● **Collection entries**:
○ ○ ○ ○ ○

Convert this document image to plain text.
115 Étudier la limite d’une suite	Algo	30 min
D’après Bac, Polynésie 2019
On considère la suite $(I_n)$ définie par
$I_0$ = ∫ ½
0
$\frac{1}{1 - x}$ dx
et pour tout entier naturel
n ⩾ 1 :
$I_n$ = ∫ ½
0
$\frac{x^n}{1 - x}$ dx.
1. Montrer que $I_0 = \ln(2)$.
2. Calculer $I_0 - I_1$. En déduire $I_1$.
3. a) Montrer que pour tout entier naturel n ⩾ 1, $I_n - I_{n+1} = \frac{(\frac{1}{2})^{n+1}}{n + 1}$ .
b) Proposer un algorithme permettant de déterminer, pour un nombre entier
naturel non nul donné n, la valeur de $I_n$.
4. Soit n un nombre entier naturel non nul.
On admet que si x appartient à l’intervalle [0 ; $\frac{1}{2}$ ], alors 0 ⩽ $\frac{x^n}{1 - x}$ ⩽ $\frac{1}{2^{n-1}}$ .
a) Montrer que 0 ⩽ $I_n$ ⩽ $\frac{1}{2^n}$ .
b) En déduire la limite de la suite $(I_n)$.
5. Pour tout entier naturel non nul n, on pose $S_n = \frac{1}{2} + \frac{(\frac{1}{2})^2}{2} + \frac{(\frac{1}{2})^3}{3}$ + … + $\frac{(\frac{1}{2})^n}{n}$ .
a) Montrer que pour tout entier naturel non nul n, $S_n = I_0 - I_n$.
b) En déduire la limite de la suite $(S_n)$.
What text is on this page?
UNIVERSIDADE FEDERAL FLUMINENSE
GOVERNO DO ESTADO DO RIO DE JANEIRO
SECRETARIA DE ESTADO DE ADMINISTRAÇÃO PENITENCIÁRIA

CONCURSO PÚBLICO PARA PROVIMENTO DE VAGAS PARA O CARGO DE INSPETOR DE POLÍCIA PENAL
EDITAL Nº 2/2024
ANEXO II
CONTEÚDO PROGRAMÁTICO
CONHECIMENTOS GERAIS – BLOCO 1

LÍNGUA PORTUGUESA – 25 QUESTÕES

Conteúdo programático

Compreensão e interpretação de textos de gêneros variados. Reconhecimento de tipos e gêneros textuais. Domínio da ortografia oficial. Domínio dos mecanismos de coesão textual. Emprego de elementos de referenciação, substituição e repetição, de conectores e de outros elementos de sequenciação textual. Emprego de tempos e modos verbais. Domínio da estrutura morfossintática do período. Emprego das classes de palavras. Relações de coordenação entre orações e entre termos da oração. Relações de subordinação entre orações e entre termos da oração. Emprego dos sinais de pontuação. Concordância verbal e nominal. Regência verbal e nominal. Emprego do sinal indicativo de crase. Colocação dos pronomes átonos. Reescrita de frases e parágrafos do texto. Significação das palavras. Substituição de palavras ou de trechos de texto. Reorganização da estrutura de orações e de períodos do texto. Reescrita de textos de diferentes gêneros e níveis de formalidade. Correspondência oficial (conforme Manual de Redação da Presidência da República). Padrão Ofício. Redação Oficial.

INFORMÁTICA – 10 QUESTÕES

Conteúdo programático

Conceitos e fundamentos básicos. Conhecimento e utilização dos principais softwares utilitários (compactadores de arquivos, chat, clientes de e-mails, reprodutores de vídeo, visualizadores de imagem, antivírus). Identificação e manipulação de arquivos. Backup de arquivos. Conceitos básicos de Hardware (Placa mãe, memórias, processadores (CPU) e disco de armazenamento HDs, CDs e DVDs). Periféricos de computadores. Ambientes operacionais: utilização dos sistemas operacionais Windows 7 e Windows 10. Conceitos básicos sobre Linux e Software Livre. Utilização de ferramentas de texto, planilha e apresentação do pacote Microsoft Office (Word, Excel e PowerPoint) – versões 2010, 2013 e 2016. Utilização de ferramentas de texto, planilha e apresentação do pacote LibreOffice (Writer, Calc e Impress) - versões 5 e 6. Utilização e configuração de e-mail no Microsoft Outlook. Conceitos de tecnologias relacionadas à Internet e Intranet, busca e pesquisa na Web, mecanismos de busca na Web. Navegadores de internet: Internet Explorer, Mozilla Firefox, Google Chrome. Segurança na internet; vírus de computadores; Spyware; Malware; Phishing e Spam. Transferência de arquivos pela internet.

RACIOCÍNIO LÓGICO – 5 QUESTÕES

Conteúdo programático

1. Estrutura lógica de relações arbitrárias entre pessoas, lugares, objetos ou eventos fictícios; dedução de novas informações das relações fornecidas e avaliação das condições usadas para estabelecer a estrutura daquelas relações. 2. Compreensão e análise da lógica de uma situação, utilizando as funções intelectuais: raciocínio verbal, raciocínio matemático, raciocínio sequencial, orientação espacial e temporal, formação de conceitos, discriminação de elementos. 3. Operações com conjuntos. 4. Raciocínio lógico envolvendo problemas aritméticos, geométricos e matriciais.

○ ○ ○ ○ ○

● **THE EXERCISE**: Print every line of the records exactly. Omit nothing.

● **REPLY**:
Convert this document image to plain text.
115 Étudier la limite d’une suite	Algo	30 min
D’après Bac, Polynésie 2019
On considère la suite $(I_n)$ définie par
$I_0$ = ∫ ½
0
$\frac{1}{1 - x}$ dx
et pour tout entier naturel
n ⩾ 1 :
$I_n$ = ∫ ½
0
$\frac{x^n}{1 - x}$ dx.
1. Montrer que $I_0 = \ln(2)$.
2. Calculer $I_0 - I_1$. En déduire $I_1$.
3. a) Montrer que pour tout entier naturel n ⩾ 1, $I_n - I_{n+1} = \frac{(\frac{1}{2})^{n+1}}{n + 1}$ .
b) Proposer un algorithme permettant de déterminer, pour un nombre entier
naturel non nul donné n, la valeur de $I_n$.
4. Soit n un nombre entier naturel non nul.
On admet que si x appartient à l’intervalle [0 ; $\frac{1}{2}$ ], alors 0 ⩽ $\frac{x^n}{1 - x}$ ⩽ $\frac{1}{2^{n-1}}$ .
a) Montrer que 0 ⩽ $I_n$ ⩽ $\frac{1}{2^n}$ .
b) En déduire la limite de la suite $(I_n)$.
5. Pour tout entier naturel non nul n, on pose $S_n = \frac{1}{2} + \frac{(\frac{1}{2})^2}{2} + \frac{(\frac{1}{2})^3}{3}$ + … + $\frac{(\frac{1}{2})^n}{n}$ .
a) Montrer que pour tout entier naturel non nul n, $S_n = I_0 - I_n$.
b) En déduire la limite de la suite $(S_n)$.
What text is on this page?
UNIVERSIDADE FEDERAL FLUMINENSE
GOVERNO DO ESTADO DO RIO DE JANEIRO
SECRETARIA DE ESTADO DE ADMINISTRAÇÃO PENITENCIÁRIA

CONCURSO PÚBLICO PARA PROVIMENTO DE VAGAS PARA O CARGO DE INSPETOR DE POLÍCIA PENAL
EDITAL Nº 2/2024
ANEXO II
CONTEÚDO PROGRAMÁTICO
CONHECIMENTOS GERAIS – BLOCO 1

LÍNGUA PORTUGUESA – 25 QUESTÕES

Conteúdo programático

Compreensão e interpretação de textos de gêneros variados. Reconhecimento de tipos e gêneros textuais. Domínio da ortografia oficial. Domínio dos mecanismos de coesão textual. Emprego de elementos de referenciação, substituição e repetição, de conectores e de outros elementos de sequenciação textual. Emprego de tempos e modos verbais. Domínio da estrutura morfossintática do período. Emprego das classes de palavras. Relações de coordenação entre orações e entre termos da oração. Relações de subordinação entre orações e entre termos da oração. Emprego dos sinais de pontuação. Concordância verbal e nominal. Regência verbal e nominal. Emprego do sinal indicativo de crase. Colocação dos pronomes átonos. Reescrita de frases e parágrafos do texto. Significação das palavras. Substituição de palavras ou de trechos de texto. Reorganização da estrutura de orações e de períodos do texto. Reescrita de textos de diferentes gêneros e níveis de formalidade. Correspondência oficial (conforme Manual de Redação da Presidência da República). Padrão Ofício. Redação Oficial.

INFORMÁTICA – 10 QUESTÕES

Conteúdo programático

Conceitos e fundamentos básicos. Conhecimento e utilização dos principais softwares utilitários (compactadores de arquivos, chat, clientes de e-mails, reprodutores de vídeo, visualizadores de imagem, antivírus). Identificação e manipulação de arquivos. Backup de arquivos. Conceitos básicos de Hardware (Placa mãe, memórias, processadores (CPU) e disco de armazenamento HDs, CDs e DVDs). Periféricos de computadores. Ambientes operacionais: utilização dos sistemas operacionais Windows 7 e Windows 10. Conceitos básicos sobre Linux e Software Livre. Utilização de ferramentas de texto, planilha e apresentação do pacote Microsoft Office (Word, Excel e PowerPoint) – versões 2010, 2013 e 2016. Utilização de ferramentas de texto, planilha e apresentação do pacote LibreOffice (Writer, Calc e Impress) - versões 5 e 6. Utilização e configuração de e-mail no Microsoft Outlook. Conceitos de tecnologias relacionadas à Internet e Intranet, busca e pesquisa na Web, mecanismos de busca na Web. Navegadores de internet: Internet Explorer, Mozilla Firefox, Google Chrome. Segurança na internet; vírus de computadores; Spyware; Malware; Phishing e Spam. Transferência de arquivos pela internet.

RACIOCÍNIO LÓGICO – 5 QUESTÕES

Conteúdo programático

1. Estrutura lógica de relações arbitrárias entre pessoas, lugares, objetos ou eventos fictícios; dedução de novas informações das relações fornecidas e avaliação das condições usadas para estabelecer a estrutura daquelas relações. 2. Compreensão e análise da lógica de uma situação, utilizando as funções intelectuais: raciocínio verbal, raciocínio matemático, raciocínio sequencial, orientação espacial e temporal, formação de conceitos, discriminação de elementos. 3. Operações com conjuntos. 4. Raciocínio lógico envolvendo problemas aritméticos, geométricos e matriciais.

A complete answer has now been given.